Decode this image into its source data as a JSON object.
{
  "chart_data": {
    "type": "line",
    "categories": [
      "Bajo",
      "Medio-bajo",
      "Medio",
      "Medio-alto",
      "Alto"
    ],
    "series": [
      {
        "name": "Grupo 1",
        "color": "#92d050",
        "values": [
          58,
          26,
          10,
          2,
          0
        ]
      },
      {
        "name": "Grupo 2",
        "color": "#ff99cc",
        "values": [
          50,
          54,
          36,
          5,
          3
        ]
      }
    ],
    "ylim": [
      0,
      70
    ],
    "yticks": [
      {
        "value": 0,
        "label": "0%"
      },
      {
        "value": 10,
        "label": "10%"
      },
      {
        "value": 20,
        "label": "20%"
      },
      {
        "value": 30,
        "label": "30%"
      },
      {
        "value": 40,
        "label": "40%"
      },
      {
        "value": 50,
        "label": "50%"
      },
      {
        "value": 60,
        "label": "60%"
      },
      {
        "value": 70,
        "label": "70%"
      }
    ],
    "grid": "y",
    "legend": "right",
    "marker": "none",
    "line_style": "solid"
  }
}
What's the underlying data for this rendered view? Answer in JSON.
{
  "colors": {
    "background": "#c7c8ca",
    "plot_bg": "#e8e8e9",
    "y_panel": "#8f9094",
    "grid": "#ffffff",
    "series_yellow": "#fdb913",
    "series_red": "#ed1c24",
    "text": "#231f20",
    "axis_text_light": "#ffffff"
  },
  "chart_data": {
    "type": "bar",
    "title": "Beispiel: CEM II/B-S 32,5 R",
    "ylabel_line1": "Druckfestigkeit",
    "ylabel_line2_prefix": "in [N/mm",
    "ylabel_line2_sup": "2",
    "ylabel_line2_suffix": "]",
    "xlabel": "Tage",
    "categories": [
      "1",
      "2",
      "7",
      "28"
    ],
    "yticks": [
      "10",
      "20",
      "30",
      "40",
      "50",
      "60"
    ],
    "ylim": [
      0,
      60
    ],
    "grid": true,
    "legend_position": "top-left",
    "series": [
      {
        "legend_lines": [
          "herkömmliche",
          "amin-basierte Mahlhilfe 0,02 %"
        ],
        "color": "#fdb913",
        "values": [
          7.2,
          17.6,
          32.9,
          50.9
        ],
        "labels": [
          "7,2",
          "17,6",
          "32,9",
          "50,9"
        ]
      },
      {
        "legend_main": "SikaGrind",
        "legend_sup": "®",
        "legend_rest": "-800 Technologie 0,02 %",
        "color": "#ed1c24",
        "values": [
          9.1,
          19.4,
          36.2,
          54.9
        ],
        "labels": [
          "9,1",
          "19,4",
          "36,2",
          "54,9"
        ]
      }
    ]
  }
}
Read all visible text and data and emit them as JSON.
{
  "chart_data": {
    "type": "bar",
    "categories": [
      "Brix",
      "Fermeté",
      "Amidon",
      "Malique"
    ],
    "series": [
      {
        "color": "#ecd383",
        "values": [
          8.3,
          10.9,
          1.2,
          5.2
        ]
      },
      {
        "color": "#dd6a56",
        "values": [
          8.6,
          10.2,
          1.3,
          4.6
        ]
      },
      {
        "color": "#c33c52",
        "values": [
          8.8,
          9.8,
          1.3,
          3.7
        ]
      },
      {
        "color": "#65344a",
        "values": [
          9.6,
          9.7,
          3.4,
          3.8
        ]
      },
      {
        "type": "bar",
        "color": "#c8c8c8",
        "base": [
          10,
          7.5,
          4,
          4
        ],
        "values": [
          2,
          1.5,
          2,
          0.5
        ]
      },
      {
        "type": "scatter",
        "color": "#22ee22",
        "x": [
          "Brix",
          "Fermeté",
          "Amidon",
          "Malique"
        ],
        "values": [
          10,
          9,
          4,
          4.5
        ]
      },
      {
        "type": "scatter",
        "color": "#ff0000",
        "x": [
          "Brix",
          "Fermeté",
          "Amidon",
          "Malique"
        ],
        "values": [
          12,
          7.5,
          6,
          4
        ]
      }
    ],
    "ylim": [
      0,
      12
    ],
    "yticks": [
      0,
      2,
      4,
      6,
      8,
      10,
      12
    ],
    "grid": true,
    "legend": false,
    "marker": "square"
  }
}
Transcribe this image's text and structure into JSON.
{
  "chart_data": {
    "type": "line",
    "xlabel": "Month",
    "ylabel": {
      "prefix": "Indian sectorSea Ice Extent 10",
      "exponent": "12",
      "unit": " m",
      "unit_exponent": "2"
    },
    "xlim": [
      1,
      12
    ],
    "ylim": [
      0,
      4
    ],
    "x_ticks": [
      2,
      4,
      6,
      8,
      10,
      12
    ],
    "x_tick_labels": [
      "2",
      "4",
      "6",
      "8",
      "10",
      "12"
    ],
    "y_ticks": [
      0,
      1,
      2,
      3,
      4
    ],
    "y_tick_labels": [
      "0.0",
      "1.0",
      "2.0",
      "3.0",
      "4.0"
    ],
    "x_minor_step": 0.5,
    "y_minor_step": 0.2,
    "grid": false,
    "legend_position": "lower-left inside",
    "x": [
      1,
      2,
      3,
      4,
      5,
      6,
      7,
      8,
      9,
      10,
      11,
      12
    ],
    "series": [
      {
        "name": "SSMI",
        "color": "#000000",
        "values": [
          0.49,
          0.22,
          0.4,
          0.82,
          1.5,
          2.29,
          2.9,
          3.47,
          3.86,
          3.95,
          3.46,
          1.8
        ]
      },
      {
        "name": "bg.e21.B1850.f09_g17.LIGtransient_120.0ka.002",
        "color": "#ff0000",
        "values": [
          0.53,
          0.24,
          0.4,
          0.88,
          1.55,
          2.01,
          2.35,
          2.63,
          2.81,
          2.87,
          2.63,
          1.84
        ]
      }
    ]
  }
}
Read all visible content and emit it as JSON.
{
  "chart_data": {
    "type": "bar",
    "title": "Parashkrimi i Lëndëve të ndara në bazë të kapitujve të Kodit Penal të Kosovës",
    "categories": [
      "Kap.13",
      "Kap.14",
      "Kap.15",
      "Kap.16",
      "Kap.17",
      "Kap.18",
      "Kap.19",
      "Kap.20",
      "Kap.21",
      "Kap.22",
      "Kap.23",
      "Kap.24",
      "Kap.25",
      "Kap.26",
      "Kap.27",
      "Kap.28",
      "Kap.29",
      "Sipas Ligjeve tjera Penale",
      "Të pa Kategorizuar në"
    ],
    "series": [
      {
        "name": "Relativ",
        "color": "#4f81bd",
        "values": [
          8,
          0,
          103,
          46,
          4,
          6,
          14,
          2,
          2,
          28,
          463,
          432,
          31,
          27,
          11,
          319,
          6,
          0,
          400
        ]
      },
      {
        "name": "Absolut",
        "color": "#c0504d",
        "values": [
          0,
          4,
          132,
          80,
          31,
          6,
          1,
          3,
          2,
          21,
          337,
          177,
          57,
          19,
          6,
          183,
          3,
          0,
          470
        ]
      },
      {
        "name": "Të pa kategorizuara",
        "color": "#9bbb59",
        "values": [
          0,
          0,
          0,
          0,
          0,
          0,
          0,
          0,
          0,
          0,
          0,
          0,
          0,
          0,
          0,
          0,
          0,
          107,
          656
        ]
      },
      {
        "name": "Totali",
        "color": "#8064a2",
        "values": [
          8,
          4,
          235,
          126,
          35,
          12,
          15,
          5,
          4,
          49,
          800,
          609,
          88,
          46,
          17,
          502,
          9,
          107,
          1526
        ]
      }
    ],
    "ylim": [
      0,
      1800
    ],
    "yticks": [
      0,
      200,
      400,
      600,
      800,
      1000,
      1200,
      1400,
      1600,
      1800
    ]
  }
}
--
EXERCISE PROMPT> Please repeat all the records above exactly as they appear.

WRITTEN SOLUTION>
Decode this image into its source data as a JSON object.
{
  "chart_data": {
    "type": "line",
    "categories": [
      "Bajo",
      "Medio-bajo",
      "Medio",
      "Medio-alto",
      "Alto"
    ],
    "series": [
      {
        "name": "Grupo 1",
        "color": "#92d050",
        "values": [
          58,
          26,
          10,
          2,
          0
        ]
      },
      {
        "name": "Grupo 2",
        "color": "#ff99cc",
        "values": [
          50,
          54,
          36,
          5,
          3
        ]
      }
    ],
    "ylim": [
      0,
      70
    ],
    "yticks": [
      {
        "value": 0,
        "label": "0%"
      },
      {
        "value": 10,
        "label": "10%"
      },
      {
        "value": 20,
        "label": "20%"
      },
      {
        "value": 30,
        "label": "30%"
      },
      {
        "value": 40,
        "label": "40%"
      },
      {
        "value": 50,
        "label": "50%"
      },
      {
        "value": 60,
        "label": "60%"
      },
      {
        "value": 70,
        "label": "70%"
      }
    ],
    "grid": "y",
    "legend": "right",
    "marker": "none",
    "line_style": "solid"
  }
}
What's the underlying data for this rendered view? Answer in JSON.
{
  "colors": {
    "background": "#c7c8ca",
    "plot_bg": "#e8e8e9",
    "y_panel": "#8f9094",
    "grid": "#ffffff",
    "series_yellow": "#fdb913",
    "series_red": "#ed1c24",
    "text": "#231f20",
    "axis_text_light": "#ffffff"
  },
  "chart_data": {
    "type": "bar",
    "title": "Beispiel: CEM II/B-S 32,5 R",
    "ylabel_line1": "Druckfestigkeit",
    "ylabel_line2_prefix": "in [N/mm",
    "ylabel_line2_sup": "2",
    "ylabel_line2_suffix": "]",
    "xlabel": "Tage",
    "categories": [
      "1",
      "2",
      "7",
      "28"
    ],
    "yticks": [
      "10",
      "20",
      "30",
      "40",
      "50",
      "60"
    ],
    "ylim": [
      0,
      60
    ],
    "grid": true,
    "legend_position": "top-left",
    "series": [
      {
        "legend_lines": [
          "herkömmliche",
          "amin-basierte Mahlhilfe 0,02 %"
        ],
        "color": "#fdb913",
        "values": [
          7.2,
          17.6,
          32.9,
          50.9
        ],
        "labels": [
          "7,2",
          "17,6",
          "32,9",
          "50,9"
        ]
      },
      {
        "legend_main": "SikaGrind",
        "legend_sup": "®",
        "legend_rest": "-800 Technologie 0,02 %",
        "color": "#ed1c24",
        "values": [
          9.1,
          19.4,
          36.2,
          54.9
        ],
        "labels": [
          "9,1",
          "19,4",
          "36,2",
          "54,9"
        ]
      }
    ]
  }
}
Read all visible text and data and emit them as JSON.
{
  "chart_data": {
    "type": "bar",
    "categories": [
      "Brix",
      "Fermeté",
      "Amidon",
      "Malique"
    ],
    "series": [
      {
        "color": "#ecd383",
        "values": [
          8.3,
          10.9,
          1.2,
          5.2
        ]
      },
      {
        "color": "#dd6a56",
        "values": [
          8.6,
          10.2,
          1.3,
          4.6
        ]
      },
      {
        "color": "#c33c52",
        "values": [
          8.8,
          9.8,
          1.3,
          3.7
        ]
      },
      {
        "color": "#65344a",
        "values": [
          9.6,
          9.7,
          3.4,
          3.8
        ]
      },
      {
        "type": "bar",
        "color": "#c8c8c8",
        "base": [
          10,
          7.5,
          4,
          4
        ],
        "values": [
          2,
          1.5,
          2,
          0.5
        ]
      },
      {
        "type": "scatter",
        "color": "#22ee22",
        "x": [
          "Brix",
          "Fermeté",
          "Amidon",
          "Malique"
        ],
        "values": [
          10,
          9,
          4,
          4.5
        ]
      },
      {
        "type": "scatter",
        "color": "#ff0000",
        "x": [
          "Brix",
          "Fermeté",
          "Amidon",
          "Malique"
        ],
        "values": [
          12,
          7.5,
          6,
          4
        ]
      }
    ],
    "ylim": [
      0,
      12
    ],
    "yticks": [
      0,
      2,
      4,
      6,
      8,
      10,
      12
    ],
    "grid": true,
    "legend": false,
    "marker": "square"
  }
}
Transcribe this image's text and structure into JSON.
{
  "chart_data": {
    "type": "line",
    "xlabel": "Month",
    "ylabel": {
      "prefix": "Indian sectorSea Ice Extent 10",
      "exponent": "12",
      "unit": " m",
      "unit_exponent": "2"
    },
    "xlim": [
      1,
      12
    ],
    "ylim": [
      0,
      4
    ],
    "x_ticks": [
      2,
      4,
      6,
      8,
      10,
      12
    ],
    "x_tick_labels": [
      "2",
      "4",
      "6",
      "8",
      "10",
      "12"
    ],
    "y_ticks": [
      0,
      1,
      2,
      3,
      4
    ],
    "y_tick_labels": [
      "0.0",
      "1.0",
      "2.0",
      "3.0",
      "4.0"
    ],
    "x_minor_step": 0.5,
    "y_minor_step": 0.2,
    "grid": false,
    "legend_position": "lower-left inside",
    "x": [
      1,
      2,
      3,
      4,
      5,
      6,
      7,
      8,
      9,
      10,
      11,
      12
    ],
    "series": [
      {
        "name": "SSMI",
        "color": "#000000",
        "values": [
          0.49,
          0.22,
          0.4,
          0.82,
          1.5,
          2.29,
          2.9,
          3.47,
          3.86,
          3.95,
          3.46,
          1.8
        ]
      },
      {
        "name": "bg.e21.B1850.f09_g17.LIGtransient_120.0ka.002",
        "color": "#ff0000",
        "values": [
          0.53,
          0.24,
          0.4,
          0.88,
          1.55,
          2.01,
          2.35,
          2.63,
          2.81,
          2.87,
          2.63,
          1.84
        ]
      }
    ]
  }
}
Read all visible content and emit it as JSON.
{
  "chart_data": {
    "type": "bar",
    "title": "Parashkrimi i Lëndëve të ndara në bazë të kapitujve të Kodit Penal të Kosovës",
    "categories": [
      "Kap.13",
      "Kap.14",
      "Kap.15",
      "Kap.16",
      "Kap.17",
      "Kap.18",
      "Kap.19",
      "Kap.20",
      "Kap.21",
      "Kap.22",
      "Kap.23",
      "Kap.24",
      "Kap.25",
      "Kap.26",
      "Kap.27",
      "Kap.28",
      "Kap.29",
      "Sipas Ligjeve tjera Penale",
      "Të pa Kategorizuar në"
    ],
    "series": [
      {
        "name": "Relativ",
        "color": "#4f81bd",
        "values": [
          8,
          0,
          103,
          46,
          4,
          6,
          14,
          2,
          2,
          28,
          463,
          432,
          31,
          27,
          11,
          319,
          6,
          0,
          400
        ]
      },
      {
        "name": "Absolut",
        "color": "#c0504d",
        "values": [
          0,
          4,
          132,
          80,
          31,
          6,
          1,
          3,
          2,
          21,
          337,
          177,
          57,
          19,
          6,
          183,
          3,
          0,
          470
        ]
      },
      {
        "name": "Të pa kategorizuara",
        "color": "#9bbb59",
        "values": [
          0,
          0,
          0,
          0,
          0,
          0,
          0,
          0,
          0,
          0,
          0,
          0,
          0,
          0,
          0,
          0,
          0,
          107,
          656
        ]
      },
      {
        "name": "Totali",
        "color": "#8064a2",
        "values": [
          8,
          4,
          235,
          126,
          35,
          12,
          15,
          5,
          4,
          49,
          800,
          609,
          88,
          46,
          17,
          502,
          9,
          107,
          1526
        ]
      }
    ],
    "ylim": [
      0,
      1800
    ],
    "yticks": [
      0,
      200,
      400,
      600,
      800,
      1000,
      1200,
      1400,
      1600,
      1800
    ]
  }
}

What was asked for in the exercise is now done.